## AIM OF THE TASK
Write out the material below again, unchanged.

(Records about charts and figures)
________________________

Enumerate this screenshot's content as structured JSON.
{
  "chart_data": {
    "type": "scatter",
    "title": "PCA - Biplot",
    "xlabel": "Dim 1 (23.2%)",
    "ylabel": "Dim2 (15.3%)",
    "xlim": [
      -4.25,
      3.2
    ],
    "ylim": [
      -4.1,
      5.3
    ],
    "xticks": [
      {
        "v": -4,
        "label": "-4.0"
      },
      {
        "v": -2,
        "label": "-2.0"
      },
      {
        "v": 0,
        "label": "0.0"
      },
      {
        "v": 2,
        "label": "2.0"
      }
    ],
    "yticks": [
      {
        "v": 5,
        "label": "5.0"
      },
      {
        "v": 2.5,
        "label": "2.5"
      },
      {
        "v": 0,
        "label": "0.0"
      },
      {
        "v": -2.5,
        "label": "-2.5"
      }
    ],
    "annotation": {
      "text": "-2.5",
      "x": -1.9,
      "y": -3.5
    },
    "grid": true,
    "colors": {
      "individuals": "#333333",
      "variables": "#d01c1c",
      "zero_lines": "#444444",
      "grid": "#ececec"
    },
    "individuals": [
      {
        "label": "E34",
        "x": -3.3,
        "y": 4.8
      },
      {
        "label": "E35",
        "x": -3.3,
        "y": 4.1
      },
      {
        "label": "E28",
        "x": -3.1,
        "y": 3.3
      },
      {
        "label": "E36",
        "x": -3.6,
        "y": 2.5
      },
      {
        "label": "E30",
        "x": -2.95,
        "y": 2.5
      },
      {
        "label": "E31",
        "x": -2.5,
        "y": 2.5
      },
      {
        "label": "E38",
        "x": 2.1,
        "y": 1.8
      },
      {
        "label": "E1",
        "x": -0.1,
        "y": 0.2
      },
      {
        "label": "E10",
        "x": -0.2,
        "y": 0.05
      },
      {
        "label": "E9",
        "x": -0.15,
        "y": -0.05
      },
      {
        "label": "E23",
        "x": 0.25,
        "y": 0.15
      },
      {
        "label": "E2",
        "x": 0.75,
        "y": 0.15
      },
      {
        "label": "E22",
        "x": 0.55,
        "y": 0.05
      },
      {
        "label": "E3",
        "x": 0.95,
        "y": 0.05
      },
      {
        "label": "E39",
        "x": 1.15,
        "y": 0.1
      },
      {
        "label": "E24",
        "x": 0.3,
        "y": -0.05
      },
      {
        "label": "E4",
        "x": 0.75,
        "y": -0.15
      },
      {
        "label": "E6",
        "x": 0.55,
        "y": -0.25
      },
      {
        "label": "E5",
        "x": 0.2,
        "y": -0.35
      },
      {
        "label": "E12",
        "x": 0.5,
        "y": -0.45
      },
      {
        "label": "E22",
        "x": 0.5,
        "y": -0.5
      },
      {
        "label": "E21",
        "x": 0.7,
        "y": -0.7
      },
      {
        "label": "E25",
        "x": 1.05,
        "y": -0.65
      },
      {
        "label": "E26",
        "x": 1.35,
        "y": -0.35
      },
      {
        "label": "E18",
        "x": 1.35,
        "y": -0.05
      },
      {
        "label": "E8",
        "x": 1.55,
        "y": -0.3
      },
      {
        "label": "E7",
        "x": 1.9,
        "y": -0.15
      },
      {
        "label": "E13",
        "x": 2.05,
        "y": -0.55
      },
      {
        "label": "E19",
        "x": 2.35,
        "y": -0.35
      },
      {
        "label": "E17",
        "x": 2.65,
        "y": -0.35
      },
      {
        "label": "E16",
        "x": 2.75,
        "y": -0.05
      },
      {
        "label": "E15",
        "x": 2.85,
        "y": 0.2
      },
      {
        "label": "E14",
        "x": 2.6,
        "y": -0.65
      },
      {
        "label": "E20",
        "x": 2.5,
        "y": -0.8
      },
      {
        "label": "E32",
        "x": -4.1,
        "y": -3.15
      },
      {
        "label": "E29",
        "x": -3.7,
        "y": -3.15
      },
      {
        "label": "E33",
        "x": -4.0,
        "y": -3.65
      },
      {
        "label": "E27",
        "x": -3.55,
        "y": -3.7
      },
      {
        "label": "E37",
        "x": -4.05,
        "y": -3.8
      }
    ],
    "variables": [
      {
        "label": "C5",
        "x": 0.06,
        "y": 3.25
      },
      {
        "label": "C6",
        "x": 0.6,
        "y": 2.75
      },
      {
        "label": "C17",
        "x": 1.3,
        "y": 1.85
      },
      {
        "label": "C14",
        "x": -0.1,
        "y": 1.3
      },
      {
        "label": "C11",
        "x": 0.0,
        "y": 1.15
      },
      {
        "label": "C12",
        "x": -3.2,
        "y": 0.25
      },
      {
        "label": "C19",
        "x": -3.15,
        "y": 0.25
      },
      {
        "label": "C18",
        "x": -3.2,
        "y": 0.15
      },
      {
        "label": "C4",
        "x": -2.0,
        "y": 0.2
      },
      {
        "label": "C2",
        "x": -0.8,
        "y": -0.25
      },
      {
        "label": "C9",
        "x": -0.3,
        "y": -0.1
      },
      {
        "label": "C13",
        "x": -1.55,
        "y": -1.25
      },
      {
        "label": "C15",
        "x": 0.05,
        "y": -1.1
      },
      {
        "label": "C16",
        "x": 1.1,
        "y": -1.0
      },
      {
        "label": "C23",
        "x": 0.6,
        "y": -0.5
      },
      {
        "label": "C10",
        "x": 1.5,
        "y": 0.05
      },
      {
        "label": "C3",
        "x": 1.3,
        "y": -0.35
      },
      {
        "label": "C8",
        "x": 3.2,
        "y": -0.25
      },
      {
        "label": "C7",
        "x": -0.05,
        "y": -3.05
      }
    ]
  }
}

________________________

## TASK RESPONSE
Enumerate this screenshot's content as structured JSON.
{
  "chart_data": {
    "type": "scatter",
    "title": "PCA - Biplot",
    "xlabel": "Dim 1 (23.2%)",
    "ylabel": "Dim2 (15.3%)",
    "xlim": [
      -4.25,
      3.2
    ],
    "ylim": [
      -4.1,
      5.3
    ],
    "xticks": [
      {
        "v": -4,
        "label": "-4.0"
      },
      {
        "v": -2,
        "label": "-2.0"
      },
      {
        "v": 0,
        "label": "0.0"
      },
      {
        "v": 2,
        "label": "2.0"
      }
    ],
    "yticks": [
      {
        "v": 5,
        "label": "5.0"
      },
      {
        "v": 2.5,
        "label": "2.5"
      },
      {
        "v": 0,
        "label": "0.0"
      },
      {
        "v": -2.5,
        "label": "-2.5"
      }
    ],
    "annotation": {
      "text": "-2.5",
      "x": -1.9,
      "y": -3.5
    },
    "grid": true,
    "colors": {
      "individuals": "#333333",
      "variables": "#d01c1c",
      "zero_lines": "#444444",
      "grid": "#ececec"
    },
    "individuals": [
      {
        "label": "E34",
        "x": -3.3,
        "y": 4.8
      },
      {
        "label": "E35",
        "x": -3.3,
        "y": 4.1
      },
      {
        "label": "E28",
        "x": -3.1,
        "y": 3.3
      },
      {
        "label": "E36",
        "x": -3.6,
        "y": 2.5
      },
      {
        "label": "E30",
        "x": -2.95,
        "y": 2.5
      },
      {
        "label": "E31",
        "x": -2.5,
        "y": 2.5
      },
      {
        "label": "E38",
        "x": 2.1,
        "y": 1.8
      },
      {
        "label": "E1",
        "x": -0.1,
        "y": 0.2
      },
      {
        "label": "E10",
        "x": -0.2,
        "y": 0.05
      },
      {
        "label": "E9",
        "x": -0.15,
        "y": -0.05
      },
      {
        "label": "E23",
        "x": 0.25,
        "y": 0.15
      },
      {
        "label": "E2",
        "x": 0.75,
        "y": 0.15
      },
      {
        "label": "E22",
        "x": 0.55,
        "y": 0.05
      },
      {
        "label": "E3",
        "x": 0.95,
        "y": 0.05
      },
      {
        "label": "E39",
        "x": 1.15,
        "y": 0.1
      },
      {
        "label": "E24",
        "x": 0.3,
        "y": -0.05
      },
      {
        "label": "E4",
        "x": 0.75,
        "y": -0.15
      },
      {
        "label": "E6",
        "x": 0.55,
        "y": -0.25
      },
      {
        "label": "E5",
        "x": 0.2,
        "y": -0.35
      },
      {
        "label": "E12",
        "x": 0.5,
        "y": -0.45
      },
      {
        "label": "E22",
        "x": 0.5,
        "y": -0.5
      },
      {
        "label": "E21",
        "x": 0.7,
        "y": -0.7
      },
      {
        "label": "E25",
        "x": 1.05,
        "y": -0.65
      },
      {
        "label": "E26",
        "x": 1.35,
        "y": -0.35
      },
      {
        "label": "E18",
        "x": 1.35,
        "y": -0.05
      },
      {
        "label": "E8",
        "x": 1.55,
        "y": -0.3
      },
      {
        "label": "E7",
        "x": 1.9,
        "y": -0.15
      },
      {
        "label": "E13",
        "x": 2.05,
        "y": -0.55
      },
      {
        "label": "E19",
        "x": 2.35,
        "y": -0.35
      },
      {
        "label": "E17",
        "x": 2.65,
        "y": -0.35
      },
      {
        "label": "E16",
        "x": 2.75,
        "y": -0.05
      },
      {
        "label": "E15",
        "x": 2.85,
        "y": 0.2
      },
      {
        "label": "E14",
        "x": 2.6,
        "y": -0.65
      },
      {
        "label": "E20",
        "x": 2.5,
        "y": -0.8
      },
      {
        "label": "E32",
        "x": -4.1,
        "y": -3.15
      },
      {
        "label": "E29",
        "x": -3.7,
        "y": -3.15
      },
      {
        "label": "E33",
        "x": -4.0,
        "y": -3.65
      },
      {
        "label": "E27",
        "x": -3.55,
        "y": -3.7
      },
      {
        "label": "E37",
        "x": -4.05,
        "y": -3.8
      }
    ],
    "variables": [
      {
        "label": "C5",
        "x": 0.06,
        "y": 3.25
      },
      {
        "label": "C6",
        "x": 0.6,
        "y": 2.75
      },
      {
        "label": "C17",
        "x": 1.3,
        "y": 1.85
      },
      {
        "label": "C14",
        "x": -0.1,
        "y": 1.3
      },
      {
        "label": "C11",
        "x": 0.0,
        "y": 1.15
      },
      {
        "label": "C12",
        "x": -3.2,
        "y": 0.25
      },
      {
        "label": "C19",
        "x": -3.15,
        "y": 0.25
      },
      {
        "label": "C18",
        "x": -3.2,
        "y": 0.15
      },
      {
        "label": "C4",
        "x": -2.0,
        "y": 0.2
      },
      {
        "label": "C2",
        "x": -0.8,
        "y": -0.25
      },
      {
        "label": "C9",
        "x": -0.3,
        "y": -0.1
      },
      {
        "label": "C13",
        "x": -1.55,
        "y": -1.25
      },
      {
        "label": "C15",
        "x": 0.05,
        "y": -1.1
      },
      {
        "label": "C16",
        "x": 1.1,
        "y": -1.0
      },
      {
        "label": "C23",
        "x": 0.6,
        "y": -0.5
      },
      {
        "label": "C10",
        "x": 1.5,
        "y": 0.05
      },
      {
        "label": "C3",
        "x": 1.3,
        "y": -0.35
      },
      {
        "label": "C8",
        "x": 3.2,
        "y": -0.25
      },
      {
        "label": "C7",
        "x": -0.05,
        "y": -3.05
      }
    ]
  }
}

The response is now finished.